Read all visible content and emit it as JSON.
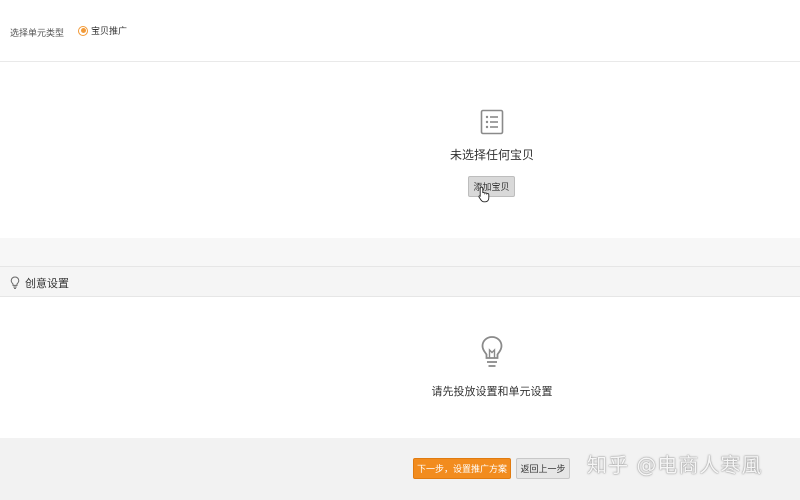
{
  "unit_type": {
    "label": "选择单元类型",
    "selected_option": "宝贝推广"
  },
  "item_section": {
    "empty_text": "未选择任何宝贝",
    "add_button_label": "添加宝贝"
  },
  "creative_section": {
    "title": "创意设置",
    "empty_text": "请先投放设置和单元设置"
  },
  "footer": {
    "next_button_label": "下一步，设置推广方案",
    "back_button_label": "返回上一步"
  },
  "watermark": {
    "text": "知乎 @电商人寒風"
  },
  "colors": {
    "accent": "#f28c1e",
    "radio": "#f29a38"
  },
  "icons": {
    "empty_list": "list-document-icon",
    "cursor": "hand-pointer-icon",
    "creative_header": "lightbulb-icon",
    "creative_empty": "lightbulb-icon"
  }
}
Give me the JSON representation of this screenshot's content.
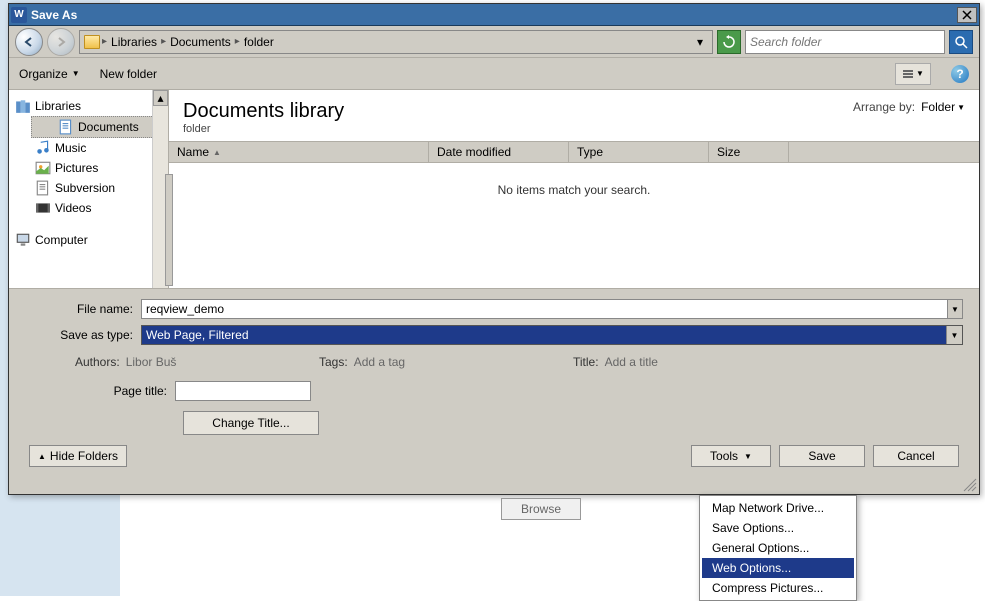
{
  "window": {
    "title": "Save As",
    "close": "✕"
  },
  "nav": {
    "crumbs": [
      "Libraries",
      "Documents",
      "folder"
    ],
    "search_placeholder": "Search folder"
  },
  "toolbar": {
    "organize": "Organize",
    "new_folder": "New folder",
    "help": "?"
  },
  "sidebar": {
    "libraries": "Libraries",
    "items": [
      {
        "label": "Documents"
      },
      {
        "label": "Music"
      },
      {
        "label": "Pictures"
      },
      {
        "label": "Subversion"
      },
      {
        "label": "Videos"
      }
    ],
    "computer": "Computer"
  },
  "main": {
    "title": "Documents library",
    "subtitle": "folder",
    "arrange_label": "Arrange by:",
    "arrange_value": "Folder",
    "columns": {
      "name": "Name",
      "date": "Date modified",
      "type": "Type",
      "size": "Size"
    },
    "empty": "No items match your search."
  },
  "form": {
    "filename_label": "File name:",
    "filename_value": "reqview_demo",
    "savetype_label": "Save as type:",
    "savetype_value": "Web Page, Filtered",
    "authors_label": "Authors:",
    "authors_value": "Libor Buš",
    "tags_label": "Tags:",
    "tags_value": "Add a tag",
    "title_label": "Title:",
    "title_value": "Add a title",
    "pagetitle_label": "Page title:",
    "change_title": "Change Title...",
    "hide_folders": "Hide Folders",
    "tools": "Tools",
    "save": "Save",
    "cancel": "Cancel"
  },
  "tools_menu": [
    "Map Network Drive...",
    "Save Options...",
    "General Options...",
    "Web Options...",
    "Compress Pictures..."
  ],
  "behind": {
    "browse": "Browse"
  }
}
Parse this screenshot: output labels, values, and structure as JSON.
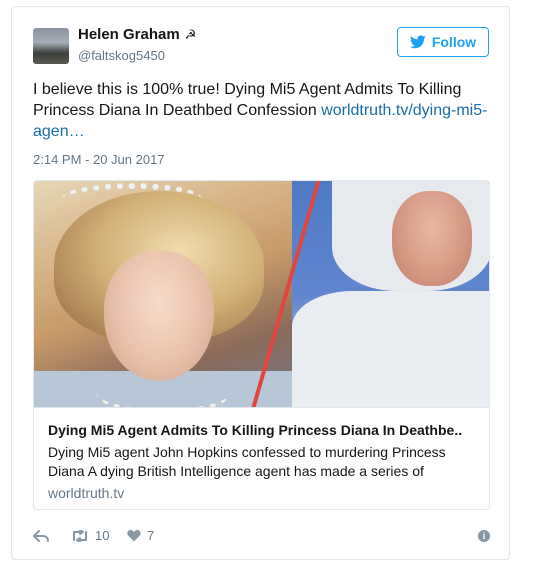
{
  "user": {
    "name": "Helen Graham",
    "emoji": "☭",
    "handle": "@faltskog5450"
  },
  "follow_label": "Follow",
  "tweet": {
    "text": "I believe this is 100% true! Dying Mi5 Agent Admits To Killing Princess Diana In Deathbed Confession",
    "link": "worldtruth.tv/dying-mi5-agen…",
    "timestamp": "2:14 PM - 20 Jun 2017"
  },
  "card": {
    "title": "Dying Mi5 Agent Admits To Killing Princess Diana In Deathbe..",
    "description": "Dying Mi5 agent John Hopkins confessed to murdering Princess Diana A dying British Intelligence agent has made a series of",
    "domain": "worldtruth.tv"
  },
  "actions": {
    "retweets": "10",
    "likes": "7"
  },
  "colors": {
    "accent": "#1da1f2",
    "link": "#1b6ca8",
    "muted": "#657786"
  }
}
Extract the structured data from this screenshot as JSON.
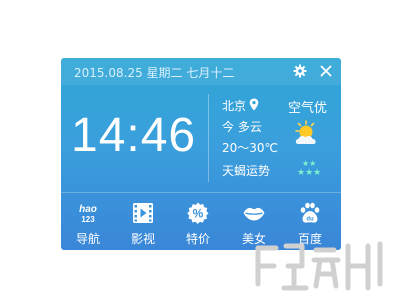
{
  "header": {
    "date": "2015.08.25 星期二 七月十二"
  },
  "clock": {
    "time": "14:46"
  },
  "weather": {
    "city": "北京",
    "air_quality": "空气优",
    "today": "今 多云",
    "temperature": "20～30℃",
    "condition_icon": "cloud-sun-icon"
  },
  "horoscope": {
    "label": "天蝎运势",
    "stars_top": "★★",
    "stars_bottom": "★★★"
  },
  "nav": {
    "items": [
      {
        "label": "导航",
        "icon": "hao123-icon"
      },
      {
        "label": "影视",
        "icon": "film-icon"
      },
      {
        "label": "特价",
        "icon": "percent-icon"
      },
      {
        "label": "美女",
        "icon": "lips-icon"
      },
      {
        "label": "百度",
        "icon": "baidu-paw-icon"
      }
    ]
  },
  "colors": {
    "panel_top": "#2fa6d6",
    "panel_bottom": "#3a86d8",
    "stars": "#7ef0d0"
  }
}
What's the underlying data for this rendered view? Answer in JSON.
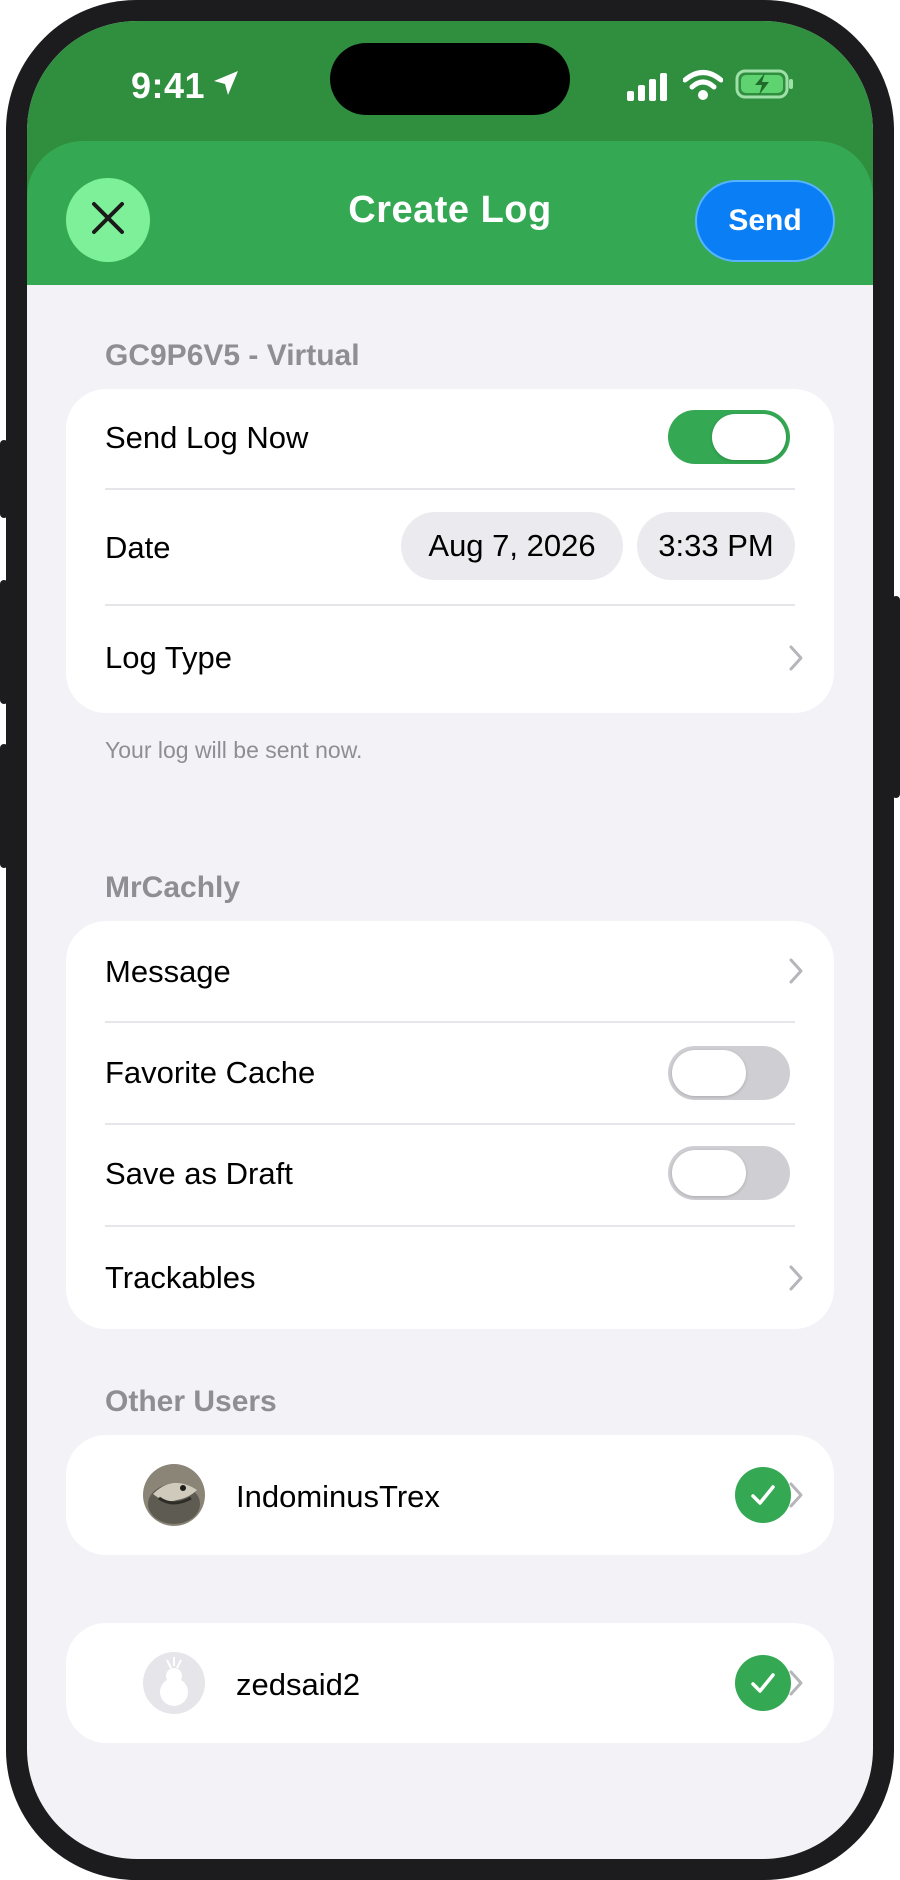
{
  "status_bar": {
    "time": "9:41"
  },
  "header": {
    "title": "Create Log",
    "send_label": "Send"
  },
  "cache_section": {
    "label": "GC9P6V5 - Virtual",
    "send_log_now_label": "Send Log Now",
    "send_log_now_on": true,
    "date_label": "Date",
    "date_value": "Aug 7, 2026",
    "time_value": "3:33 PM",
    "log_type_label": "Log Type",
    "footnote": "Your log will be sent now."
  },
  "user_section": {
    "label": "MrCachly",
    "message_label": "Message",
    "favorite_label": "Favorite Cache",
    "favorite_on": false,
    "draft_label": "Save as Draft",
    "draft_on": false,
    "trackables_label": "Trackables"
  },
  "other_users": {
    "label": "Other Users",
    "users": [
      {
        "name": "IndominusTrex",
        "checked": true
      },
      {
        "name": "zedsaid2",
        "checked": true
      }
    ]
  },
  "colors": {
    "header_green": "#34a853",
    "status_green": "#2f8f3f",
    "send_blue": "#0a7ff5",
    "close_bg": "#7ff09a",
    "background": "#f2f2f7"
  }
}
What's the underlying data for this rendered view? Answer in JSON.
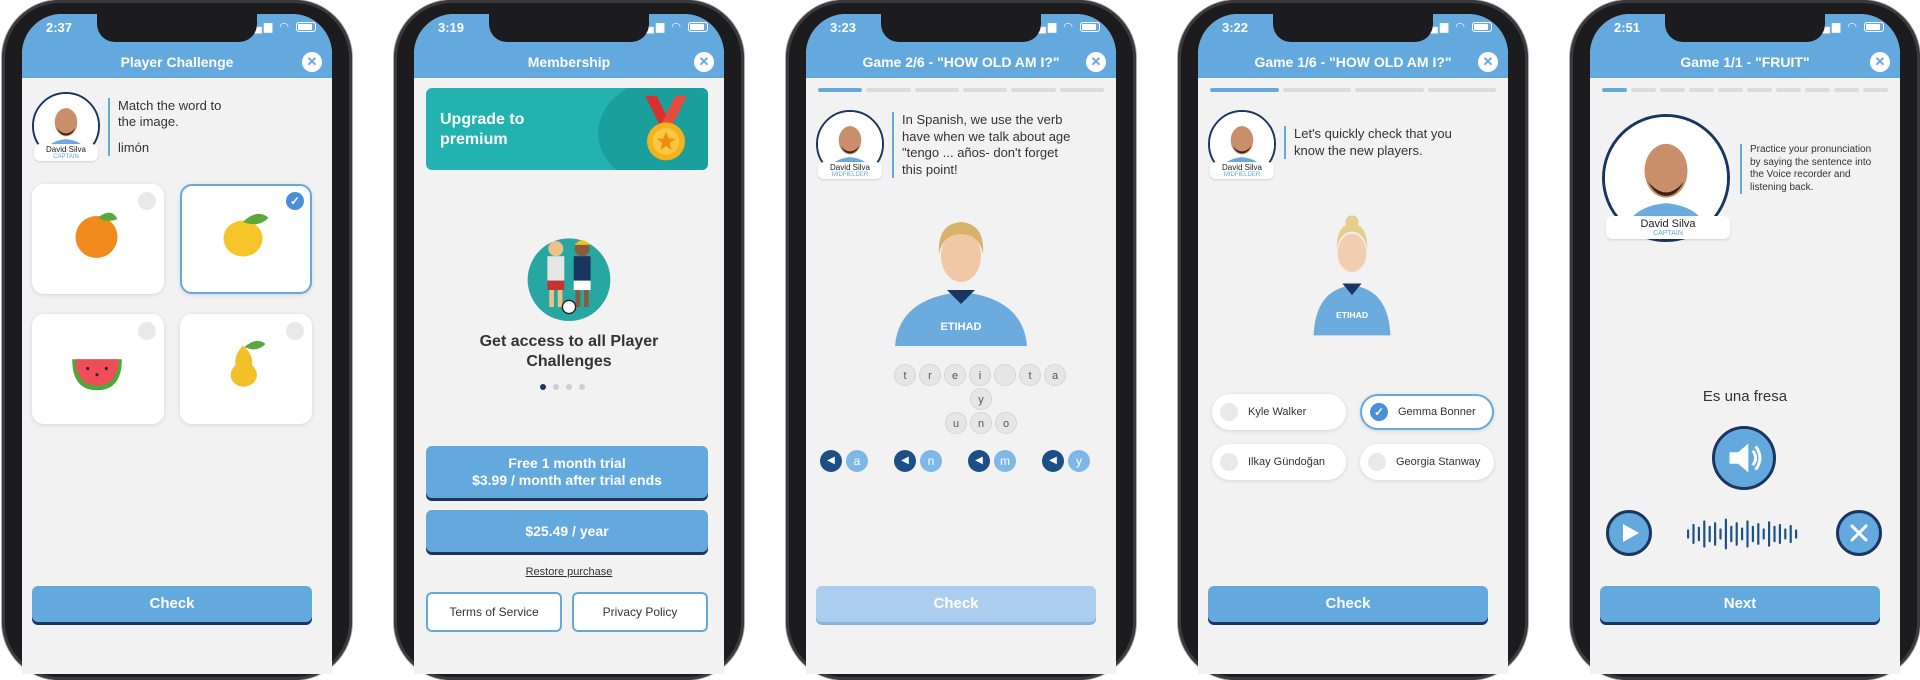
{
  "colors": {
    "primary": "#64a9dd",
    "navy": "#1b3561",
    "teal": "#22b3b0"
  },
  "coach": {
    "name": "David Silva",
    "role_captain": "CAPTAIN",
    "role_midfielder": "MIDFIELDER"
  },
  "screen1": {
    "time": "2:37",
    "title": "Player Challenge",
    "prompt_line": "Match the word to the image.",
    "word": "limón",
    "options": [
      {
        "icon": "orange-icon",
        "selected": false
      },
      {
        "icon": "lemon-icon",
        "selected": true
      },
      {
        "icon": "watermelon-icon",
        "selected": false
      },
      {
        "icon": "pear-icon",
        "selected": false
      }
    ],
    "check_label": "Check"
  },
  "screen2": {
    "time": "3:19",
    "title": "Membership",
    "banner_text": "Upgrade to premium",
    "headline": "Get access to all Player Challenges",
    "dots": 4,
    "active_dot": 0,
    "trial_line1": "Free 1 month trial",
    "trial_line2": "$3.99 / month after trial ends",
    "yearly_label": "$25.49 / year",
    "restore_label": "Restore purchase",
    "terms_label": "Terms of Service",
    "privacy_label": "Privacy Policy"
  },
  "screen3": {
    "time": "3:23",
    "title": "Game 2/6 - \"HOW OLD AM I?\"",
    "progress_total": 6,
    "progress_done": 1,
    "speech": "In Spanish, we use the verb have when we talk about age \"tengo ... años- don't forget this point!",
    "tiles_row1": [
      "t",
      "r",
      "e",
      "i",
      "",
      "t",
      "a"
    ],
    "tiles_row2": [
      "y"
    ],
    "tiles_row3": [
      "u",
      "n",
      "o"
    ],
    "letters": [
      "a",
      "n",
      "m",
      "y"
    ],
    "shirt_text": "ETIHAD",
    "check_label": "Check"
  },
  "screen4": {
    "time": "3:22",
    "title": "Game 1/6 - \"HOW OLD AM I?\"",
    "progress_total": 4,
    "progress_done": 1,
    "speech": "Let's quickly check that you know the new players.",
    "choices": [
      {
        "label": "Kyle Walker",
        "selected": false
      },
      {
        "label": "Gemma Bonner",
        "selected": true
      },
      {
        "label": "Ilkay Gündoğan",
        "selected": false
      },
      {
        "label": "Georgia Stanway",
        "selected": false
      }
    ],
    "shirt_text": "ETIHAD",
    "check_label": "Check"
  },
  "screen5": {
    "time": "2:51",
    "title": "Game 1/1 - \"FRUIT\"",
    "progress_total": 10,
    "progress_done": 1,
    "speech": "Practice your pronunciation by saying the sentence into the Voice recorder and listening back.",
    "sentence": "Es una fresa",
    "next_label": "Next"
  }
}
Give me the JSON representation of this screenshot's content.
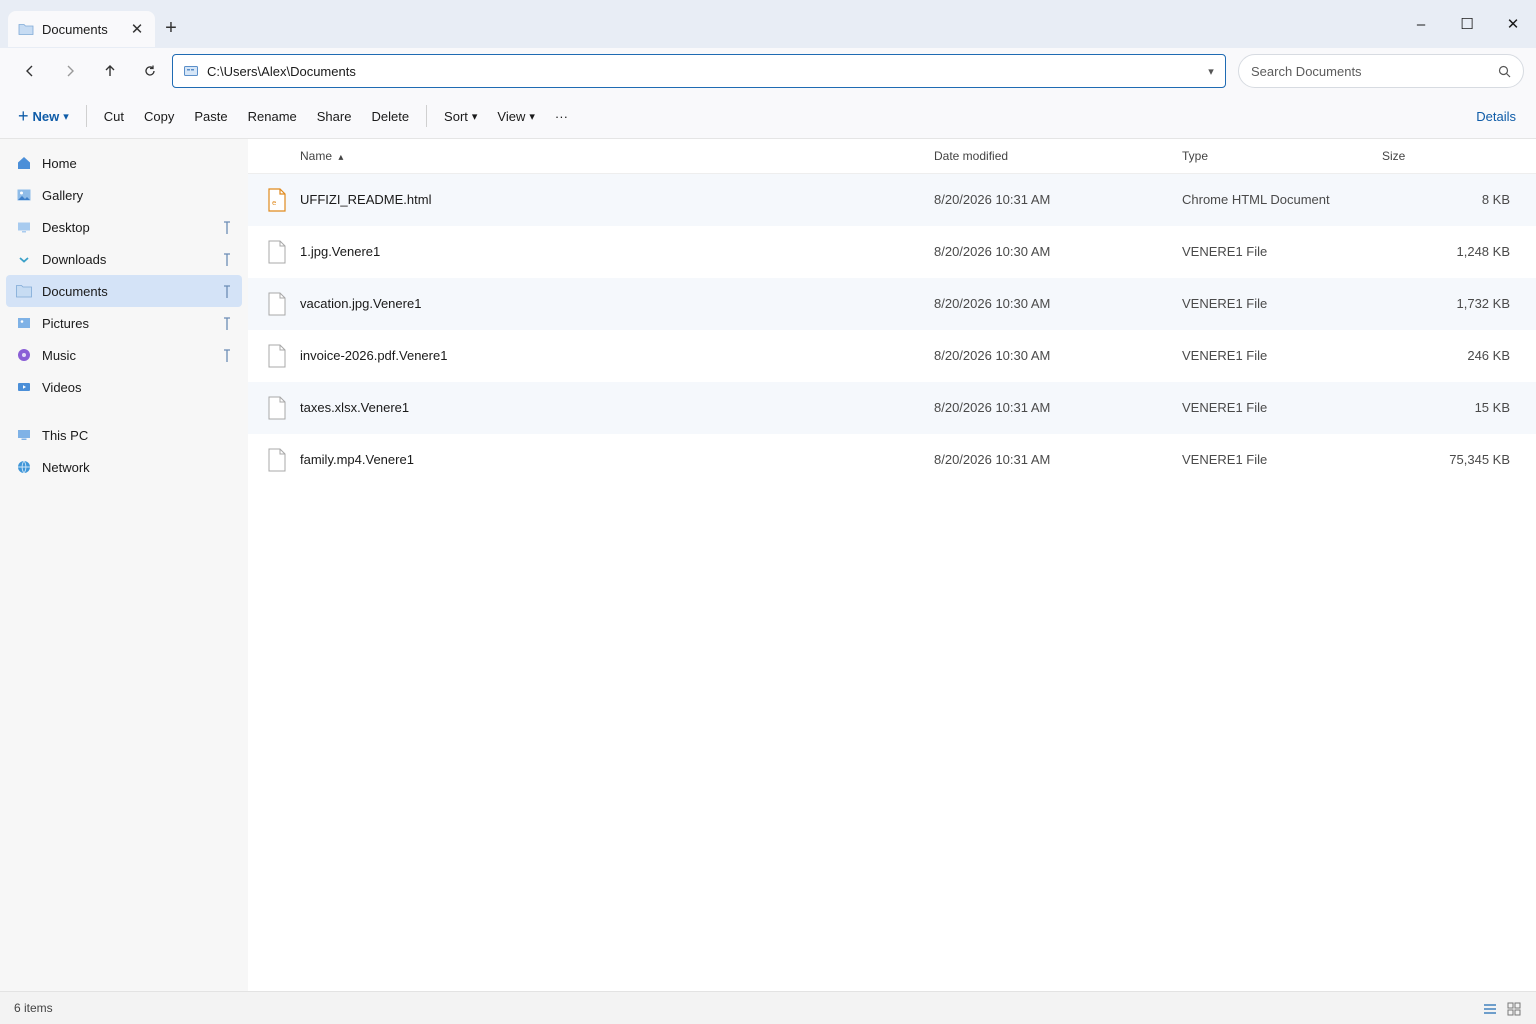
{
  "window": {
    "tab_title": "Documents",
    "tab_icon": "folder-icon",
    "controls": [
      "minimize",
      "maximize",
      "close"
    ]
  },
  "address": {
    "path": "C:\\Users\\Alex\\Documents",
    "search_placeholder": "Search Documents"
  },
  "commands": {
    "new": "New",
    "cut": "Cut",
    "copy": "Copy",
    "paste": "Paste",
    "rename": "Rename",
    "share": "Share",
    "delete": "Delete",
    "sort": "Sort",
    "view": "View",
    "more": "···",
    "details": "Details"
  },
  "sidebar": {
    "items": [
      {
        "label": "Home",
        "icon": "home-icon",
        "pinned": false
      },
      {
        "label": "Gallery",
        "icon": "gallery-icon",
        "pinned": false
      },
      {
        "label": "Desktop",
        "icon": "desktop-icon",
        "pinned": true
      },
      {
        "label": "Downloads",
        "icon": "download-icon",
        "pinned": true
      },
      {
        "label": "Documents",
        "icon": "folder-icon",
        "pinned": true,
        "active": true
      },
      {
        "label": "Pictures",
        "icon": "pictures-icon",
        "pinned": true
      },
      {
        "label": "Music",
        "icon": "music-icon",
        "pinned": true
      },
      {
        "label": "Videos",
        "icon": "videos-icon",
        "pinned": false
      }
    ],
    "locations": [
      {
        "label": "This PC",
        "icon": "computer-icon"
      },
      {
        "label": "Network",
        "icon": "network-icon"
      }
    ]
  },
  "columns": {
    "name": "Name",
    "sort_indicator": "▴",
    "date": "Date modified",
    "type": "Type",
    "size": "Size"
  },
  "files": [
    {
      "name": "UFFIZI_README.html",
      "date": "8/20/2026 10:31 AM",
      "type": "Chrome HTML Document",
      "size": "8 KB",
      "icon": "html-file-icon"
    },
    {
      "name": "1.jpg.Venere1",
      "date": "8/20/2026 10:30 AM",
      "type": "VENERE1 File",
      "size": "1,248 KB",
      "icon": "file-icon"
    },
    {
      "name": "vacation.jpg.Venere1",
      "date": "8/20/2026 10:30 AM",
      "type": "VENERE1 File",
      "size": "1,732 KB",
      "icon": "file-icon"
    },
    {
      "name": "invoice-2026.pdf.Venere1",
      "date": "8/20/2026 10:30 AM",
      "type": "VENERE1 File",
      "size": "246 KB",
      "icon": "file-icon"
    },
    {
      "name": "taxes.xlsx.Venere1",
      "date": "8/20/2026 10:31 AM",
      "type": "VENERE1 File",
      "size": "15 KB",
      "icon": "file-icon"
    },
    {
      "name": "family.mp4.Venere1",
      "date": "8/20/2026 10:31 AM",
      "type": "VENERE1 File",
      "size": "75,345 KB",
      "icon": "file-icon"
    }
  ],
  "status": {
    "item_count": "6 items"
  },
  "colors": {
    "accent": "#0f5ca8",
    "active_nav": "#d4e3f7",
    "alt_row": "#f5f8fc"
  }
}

◆ ◆ ◆ ◆

* What is being asked: Pull out each line containing the word "trial" and copy it.

* Expected answer:
    "trial_line1": "Free 1 month trial",
    "trial_line2": "$3.99 / month after trial ends",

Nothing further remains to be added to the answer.